§ RECORDS TO USE
◇ ◇ ◇ ◇ ◇ ◇ ◇
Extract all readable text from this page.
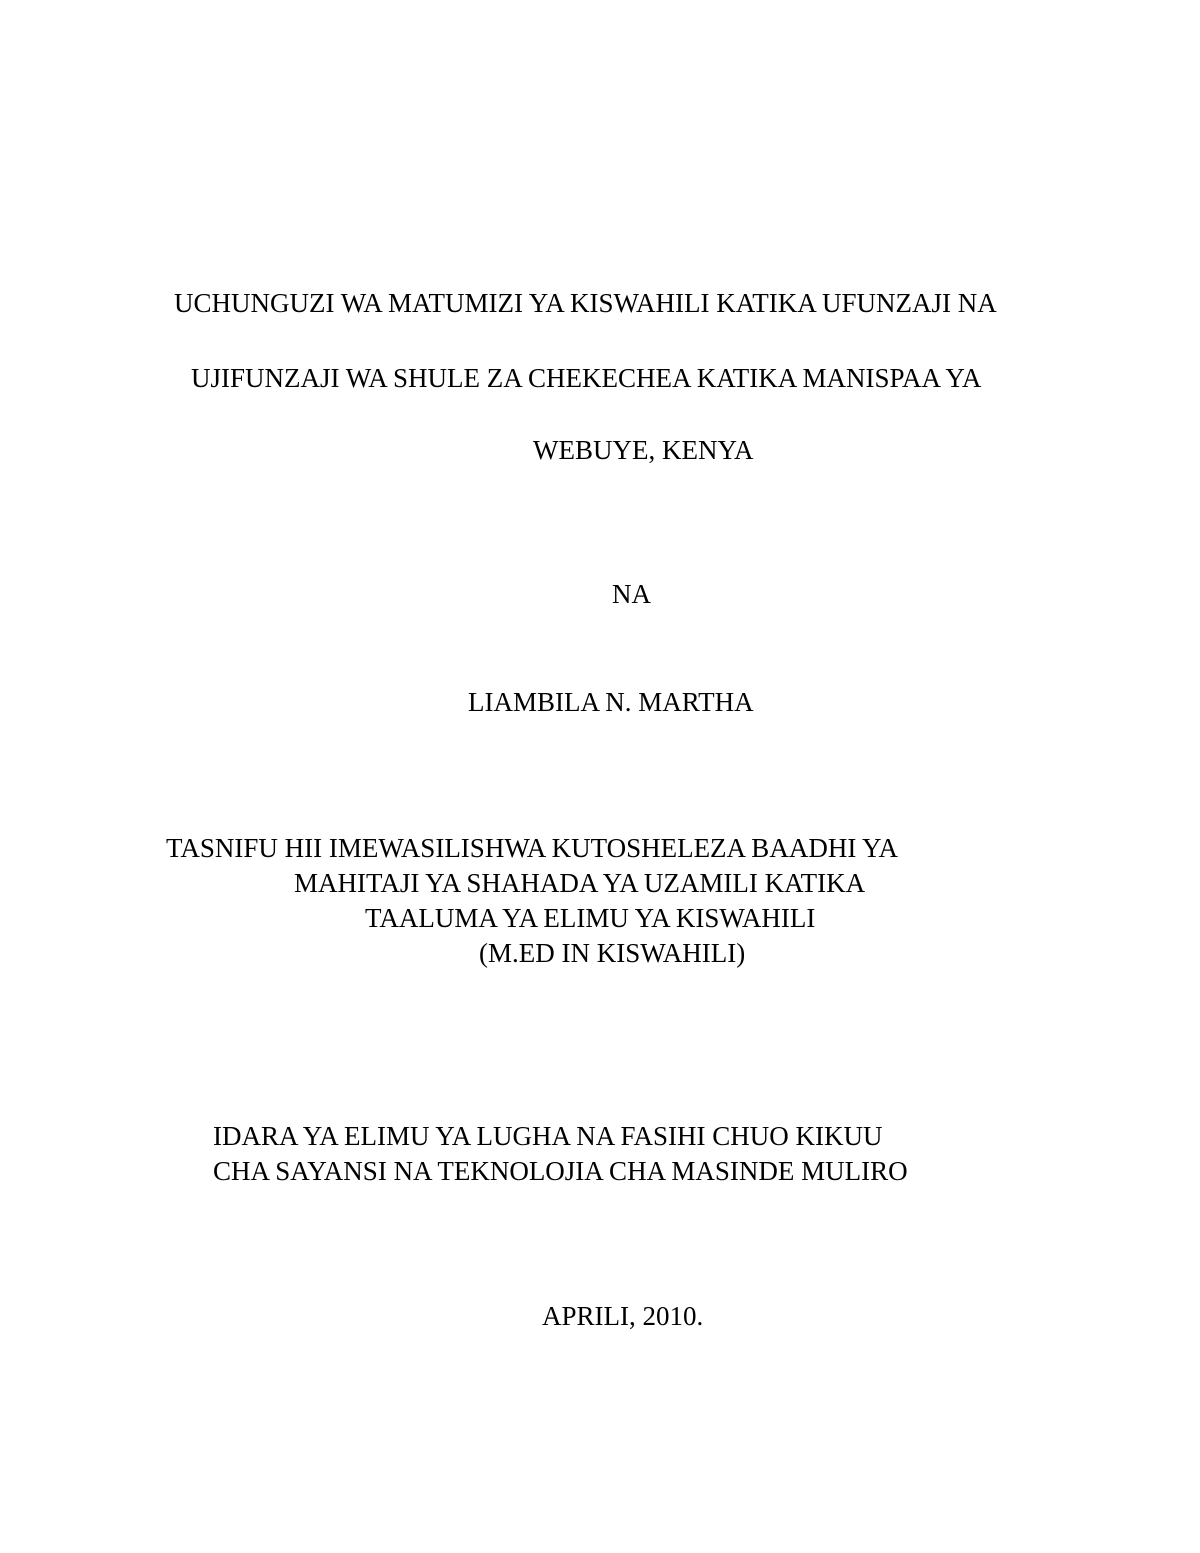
UCHUNGUZI WA MATUMIZI YA KISWAHILI KATIKA UFUNZAJI NA
UJIFUNZAJI WA SHULE ZA CHEKECHEA KATIKA MANISPAA YA
WEBUYE, KENYA
NA
LIAMBILA N. MARTHA
TASNIFU HII IMEWASILISHWA KUTOSHELEZA BAADHI YA
MAHITAJI YA SHAHADA YA UZAMILI KATIKA
TAALUMA YA ELIMU YA KISWAHILI
(M.ED IN KISWAHILI)
IDARA YA ELIMU YA LUGHA NA FASIHI CHUO KIKUU
CHA SAYANSI NA TEKNOLOJIA CHA MASINDE MULIRO
APRILI, 2010.
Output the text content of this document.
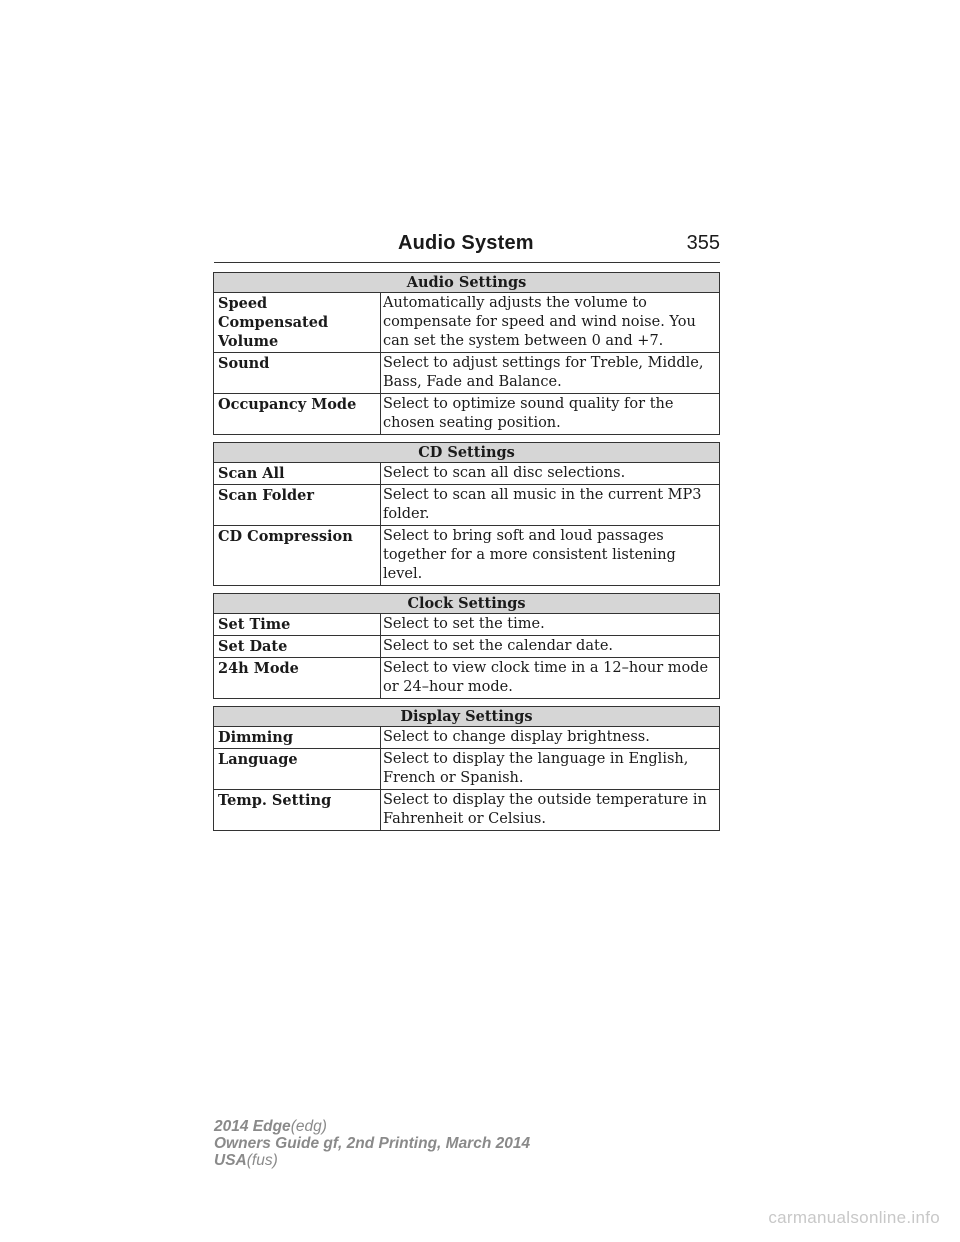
Audio System	355
Audio Settings	
Speed Compensated Volume	Automatically adjusts the volume to compensate for speed and wind noise. You can set the system between 0 and +7.
Sound	Select to adjust settings for Treble, Middle, Bass, Fade and Balance.
Occupancy Mode	Select to optimize sound quality for the chosen seating position.
CD Settings	
Scan All	Select to scan all disc selections.
Scan Folder	Select to scan all music in the current MP3 folder.
CD Compression	Select to bring soft and loud passages together for a more consistent listening level.
Clock Settings	
Set Time	Select to set the time.
Set Date	Select to set the calendar date.
24h Mode	Select to view clock time in a 12–hour mode or 24–hour mode.
Display Settings	
Dimming	Select to change display brightness.
Language	Select to display the language in English, French or Spanish.
Temp. Setting	Select to display the outside temperature in Fahrenheit or Celsius.
2014 Edge(edg)
Owners Guide gf, 2nd Printing, March 2014
USA(fus)
carmanualsonline.info
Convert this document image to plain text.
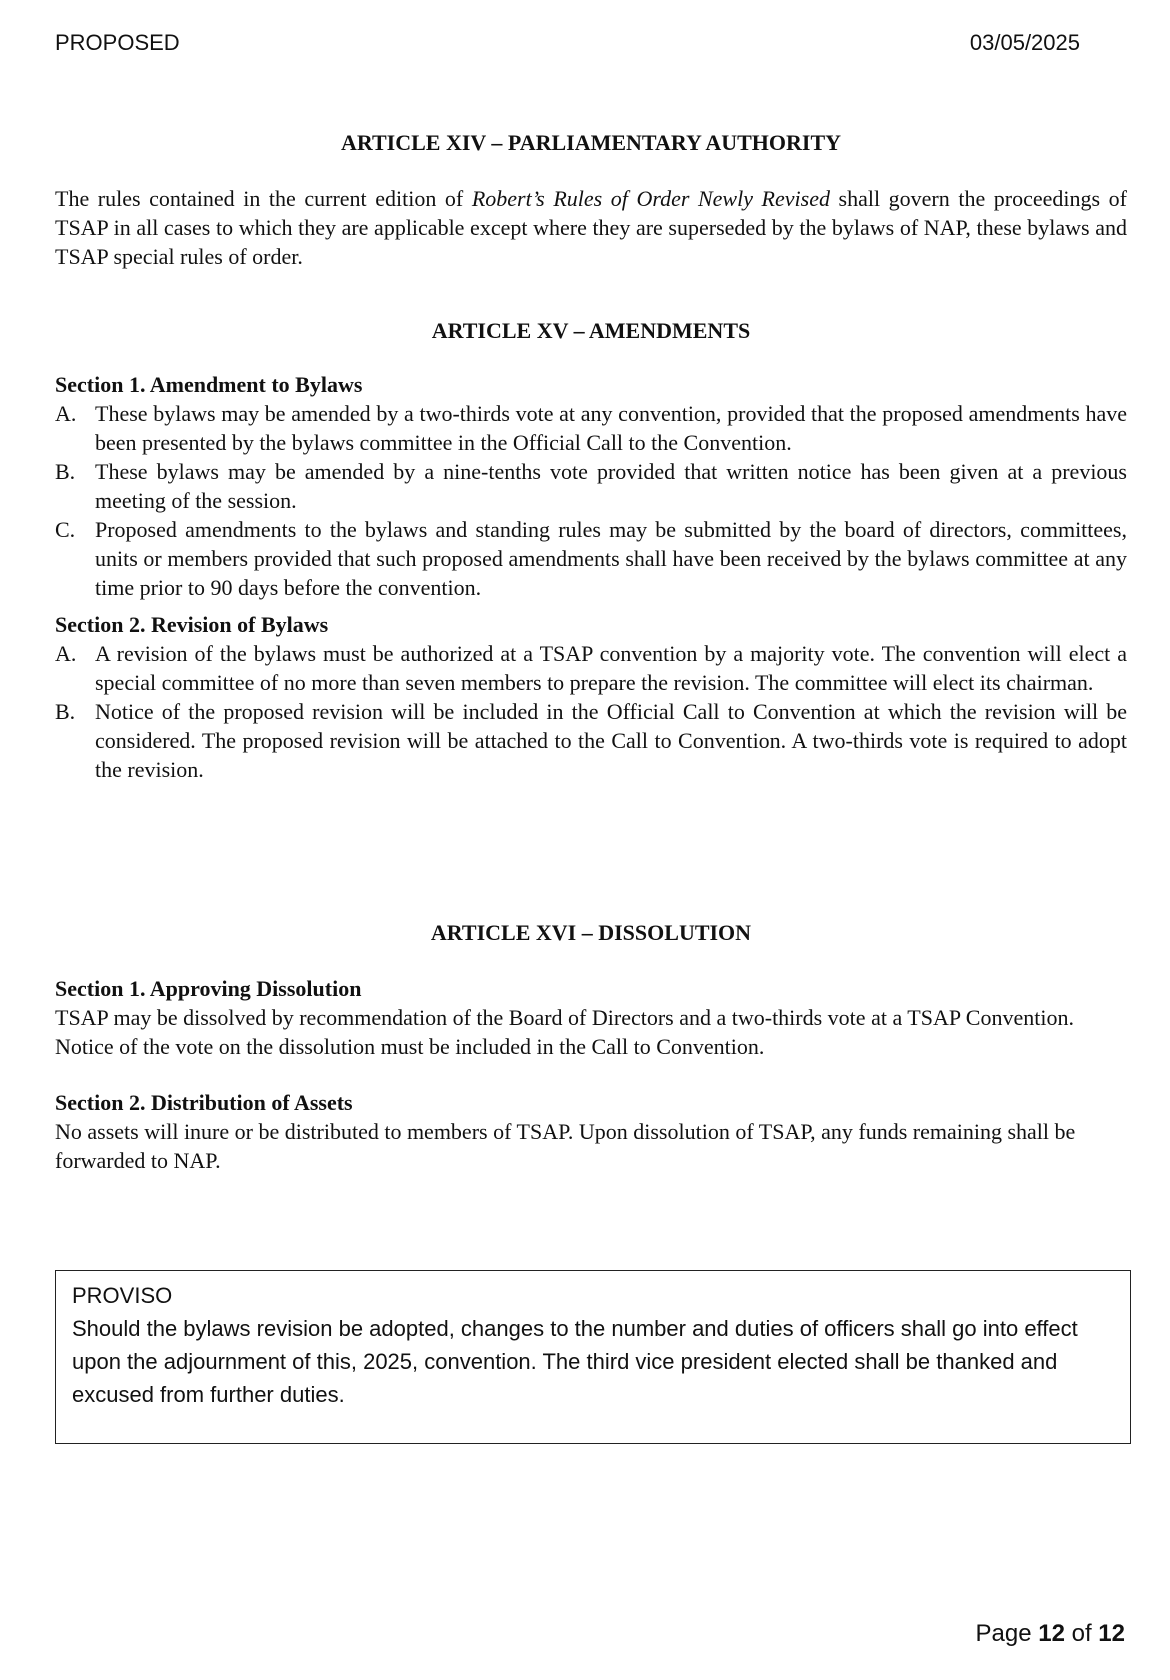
PROPOSED	03/05/2025
ARTICLE XIV – PARLIAMENTARY AUTHORITY
The rules contained in the current edition of Robert’s Rules of Order Newly Revised shall govern the proceedings of TSAP in all cases to which they are applicable except where they are superseded by the bylaws of NAP, these bylaws and TSAP special rules of order.
ARTICLE XV – AMENDMENTS
Section 1. Amendment to Bylaws
A. These bylaws may be amended by a two-thirds vote at any convention, provided that the proposed amendments have been presented by the bylaws committee in the Official Call to the Convention.
B. These bylaws may be amended by a nine-tenths vote provided that written notice has been given at a previous meeting of the session.
C. Proposed amendments to the bylaws and standing rules may be submitted by the board of directors, committees, units or members provided that such proposed amendments shall have been received by the bylaws committee at any time prior to 90 days before the convention.
Section 2. Revision of Bylaws
A. A revision of the bylaws must be authorized at a TSAP convention by a majority vote. The convention will elect a special committee of no more than seven members to prepare the revision. The committee will elect its chairman.
B. Notice of the proposed revision will be included in the Official Call to Convention at which the revision will be considered. The proposed revision will be attached to the Call to Convention. A two-thirds vote is required to adopt the revision.
ARTICLE XVI – DISSOLUTION
Section 1. Approving Dissolution
TSAP may be dissolved by recommendation of the Board of Directors and a two-thirds vote at a TSAP Convention. Notice of the vote on the dissolution must be included in the Call to Convention.
Section 2. Distribution of Assets
No assets will inure or be distributed to members of TSAP. Upon dissolution of TSAP, any funds remaining shall be forwarded to NAP.
PROVISO
Should the bylaws revision be adopted, changes to the number and duties of officers shall go into effect upon the adjournment of this, 2025, convention. The third vice president elected shall be thanked and excused from further duties.
Page 12 of 12
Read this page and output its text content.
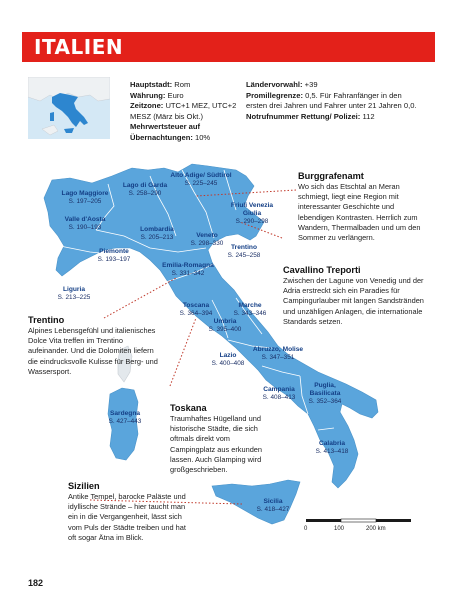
ITALIEN
Hauptstadt: Rom
Währung: Euro
Zeitzone: UTC+1 MEZ, UTC+2 MESZ (März bis Okt.)
Mehrwertsteuer auf Übernachtungen: 10%
Ländervorwahl: +39
Promillegrenze: 0,5. Für Fahranfänger in den ersten drei Jahren und Fahrer unter 21 Jahren 0,0.
Notrufnummer Rettung/ Polizei: 112
Alto Adige/ Südtirol
S. 225–245
Lago di Garda
S. 258–290
Lago Maggiore
S. 197–205
Friuli Venezia Giulia
S. 290–298
Valle d'Aosta
S. 190–193	Lombardia
S. 205–213	Veneto
S. 298–330
Trentino
S. 245–258
Piemonte
S. 193–197
Emilia-Romagna
S. 331–342
Liguria
S. 213–225
Toscana
S. 364–394
Marche
S. 343–346
Umbria
S. 395–400
Lazio
S. 400–408
Abruzzo, Molise
S. 347–351
Campania
S. 408–413
Puglia, Basilicata
S. 352–364
Sardegna
S. 427–443
Calabria
S. 413–418
Sicilia
S. 418–427
Burggrafenamt
Wo sich das Etschtal an Meran schmiegt, liegt eine Region mit interessanter Geschichte und lebendigen Kontrasten. Herrlich zum Wandern, Thermalbaden und um den Sommer zu verlängern.
Cavallino Treporti
Zwischen der Lagune von Venedig und der Adria erstreckt sich ein Paradies für Campingurlauber mit langen Sandstränden und unzähligen Anlagen, die internationale Standards setzen.
Trentino
Alpines Lebensgefühl und italienisches Dolce Vita treffen im Trentino aufeinander. Und die Dolomiten liefern die eindrucksvolle Kulisse für Berg- und Wassersport.
Toskana
Traumhaftes Hügelland und historische Städte, die sich oftmals direkt vom Campingplatz aus erkunden lassen. Auch Glamping wird großgeschrieben.
Sizilien
Antike Tempel, barocke Paläste und idyllische Strände – hier taucht man ein in die Vergangenheit, lässt sich vom Puls der Städte treiben und hat oft sogar Ätna im Blick.
0	100	200 km
182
◇ ◇ ◇ ◇ ◇ ◇ ◇
§ STATED TASK
In the listing above, find the lines holding the word "Section" and copy them.

§ RESPONSE TO THIS TASK
Section 1. Amendment to Bylaws
Section 2. Revision of Bylaws
Section 1. Approving Dissolution
Section 2. Distribution of Assets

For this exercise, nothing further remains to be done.